Stored data entries
===============

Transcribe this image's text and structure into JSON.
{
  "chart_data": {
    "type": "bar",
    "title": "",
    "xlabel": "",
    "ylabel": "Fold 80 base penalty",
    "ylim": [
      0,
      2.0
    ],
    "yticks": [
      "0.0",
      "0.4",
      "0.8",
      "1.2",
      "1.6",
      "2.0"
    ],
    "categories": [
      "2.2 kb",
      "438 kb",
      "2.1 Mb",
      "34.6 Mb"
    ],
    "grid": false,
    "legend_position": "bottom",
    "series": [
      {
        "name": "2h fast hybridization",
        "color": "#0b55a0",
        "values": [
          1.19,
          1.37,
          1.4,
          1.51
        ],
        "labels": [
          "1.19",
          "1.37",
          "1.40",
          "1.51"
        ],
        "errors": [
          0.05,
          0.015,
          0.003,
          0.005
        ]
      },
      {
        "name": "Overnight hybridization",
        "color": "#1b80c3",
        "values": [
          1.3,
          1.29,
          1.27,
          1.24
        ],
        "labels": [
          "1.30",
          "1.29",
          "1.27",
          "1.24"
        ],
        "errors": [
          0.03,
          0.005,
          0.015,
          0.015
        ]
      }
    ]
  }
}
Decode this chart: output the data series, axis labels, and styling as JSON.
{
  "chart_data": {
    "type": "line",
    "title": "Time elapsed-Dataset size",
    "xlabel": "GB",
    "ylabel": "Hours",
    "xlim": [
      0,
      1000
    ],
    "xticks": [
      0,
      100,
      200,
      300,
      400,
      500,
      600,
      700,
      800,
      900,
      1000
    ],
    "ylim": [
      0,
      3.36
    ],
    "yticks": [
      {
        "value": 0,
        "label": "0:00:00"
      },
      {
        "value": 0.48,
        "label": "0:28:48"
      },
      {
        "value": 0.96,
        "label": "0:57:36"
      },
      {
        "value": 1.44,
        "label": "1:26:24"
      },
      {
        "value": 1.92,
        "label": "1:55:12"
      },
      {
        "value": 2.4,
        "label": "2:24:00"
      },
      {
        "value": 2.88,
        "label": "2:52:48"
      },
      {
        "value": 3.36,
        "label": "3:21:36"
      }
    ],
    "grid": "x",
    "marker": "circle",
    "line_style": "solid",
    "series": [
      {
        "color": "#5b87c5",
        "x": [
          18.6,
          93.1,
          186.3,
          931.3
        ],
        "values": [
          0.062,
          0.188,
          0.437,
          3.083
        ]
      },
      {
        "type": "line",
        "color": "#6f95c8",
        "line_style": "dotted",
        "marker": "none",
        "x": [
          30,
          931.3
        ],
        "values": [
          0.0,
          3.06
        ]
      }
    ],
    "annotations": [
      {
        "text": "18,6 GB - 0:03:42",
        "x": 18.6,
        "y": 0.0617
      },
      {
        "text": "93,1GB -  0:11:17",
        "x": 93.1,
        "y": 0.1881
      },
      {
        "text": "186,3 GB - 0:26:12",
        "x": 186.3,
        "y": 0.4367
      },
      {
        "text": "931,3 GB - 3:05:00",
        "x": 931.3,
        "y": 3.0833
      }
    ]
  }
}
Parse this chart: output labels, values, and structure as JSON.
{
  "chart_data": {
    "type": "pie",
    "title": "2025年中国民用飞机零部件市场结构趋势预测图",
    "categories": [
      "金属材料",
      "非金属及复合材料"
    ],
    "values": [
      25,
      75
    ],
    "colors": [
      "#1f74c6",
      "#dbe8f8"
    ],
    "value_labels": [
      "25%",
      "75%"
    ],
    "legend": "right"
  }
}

===============

### EXERCISE OBJECTIVE
Extract the full listing above without alteration.

### ANSWER TO THE EXERCISE
Transcribe this image's text and structure into JSON.
{
  "chart_data": {
    "type": "bar",
    "title": "",
    "xlabel": "",
    "ylabel": "Fold 80 base penalty",
    "ylim": [
      0,
      2.0
    ],
    "yticks": [
      "0.0",
      "0.4",
      "0.8",
      "1.2",
      "1.6",
      "2.0"
    ],
    "categories": [
      "2.2 kb",
      "438 kb",
      "2.1 Mb",
      "34.6 Mb"
    ],
    "grid": false,
    "legend_position": "bottom",
    "series": [
      {
        "name": "2h fast hybridization",
        "color": "#0b55a0",
        "values": [
          1.19,
          1.37,
          1.4,
          1.51
        ],
        "labels": [
          "1.19",
          "1.37",
          "1.40",
          "1.51"
        ],
        "errors": [
          0.05,
          0.015,
          0.003,
          0.005
        ]
      },
      {
        "name": "Overnight hybridization",
        "color": "#1b80c3",
        "values": [
          1.3,
          1.29,
          1.27,
          1.24
        ],
        "labels": [
          "1.30",
          "1.29",
          "1.27",
          "1.24"
        ],
        "errors": [
          0.03,
          0.005,
          0.015,
          0.015
        ]
      }
    ]
  }
}
Decode this chart: output the data series, axis labels, and styling as JSON.
{
  "chart_data": {
    "type": "line",
    "title": "Time elapsed-Dataset size",
    "xlabel": "GB",
    "ylabel": "Hours",
    "xlim": [
      0,
      1000
    ],
    "xticks": [
      0,
      100,
      200,
      300,
      400,
      500,
      600,
      700,
      800,
      900,
      1000
    ],
    "ylim": [
      0,
      3.36
    ],
    "yticks": [
      {
        "value": 0,
        "label": "0:00:00"
      },
      {
        "value": 0.48,
        "label": "0:28:48"
      },
      {
        "value": 0.96,
        "label": "0:57:36"
      },
      {
        "value": 1.44,
        "label": "1:26:24"
      },
      {
        "value": 1.92,
        "label": "1:55:12"
      },
      {
        "value": 2.4,
        "label": "2:24:00"
      },
      {
        "value": 2.88,
        "label": "2:52:48"
      },
      {
        "value": 3.36,
        "label": "3:21:36"
      }
    ],
    "grid": "x",
    "marker": "circle",
    "line_style": "solid",
    "series": [
      {
        "color": "#5b87c5",
        "x": [
          18.6,
          93.1,
          186.3,
          931.3
        ],
        "values": [
          0.062,
          0.188,
          0.437,
          3.083
        ]
      },
      {
        "type": "line",
        "color": "#6f95c8",
        "line_style": "dotted",
        "marker": "none",
        "x": [
          30,
          931.3
        ],
        "values": [
          0.0,
          3.06
        ]
      }
    ],
    "annotations": [
      {
        "text": "18,6 GB - 0:03:42",
        "x": 18.6,
        "y": 0.0617
      },
      {
        "text": "93,1GB -  0:11:17",
        "x": 93.1,
        "y": 0.1881
      },
      {
        "text": "186,3 GB - 0:26:12",
        "x": 186.3,
        "y": 0.4367
      },
      {
        "text": "931,3 GB - 3:05:00",
        "x": 931.3,
        "y": 3.0833
      }
    ]
  }
}
Parse this chart: output labels, values, and structure as JSON.
{
  "chart_data": {
    "type": "pie",
    "title": "2025年中国民用飞机零部件市场结构趋势预测图",
    "categories": [
      "金属材料",
      "非金属及复合材料"
    ],
    "values": [
      25,
      75
    ],
    "colors": [
      "#1f74c6",
      "#dbe8f8"
    ],
    "value_labels": [
      "25%",
      "75%"
    ],
    "legend": "right"
  }
}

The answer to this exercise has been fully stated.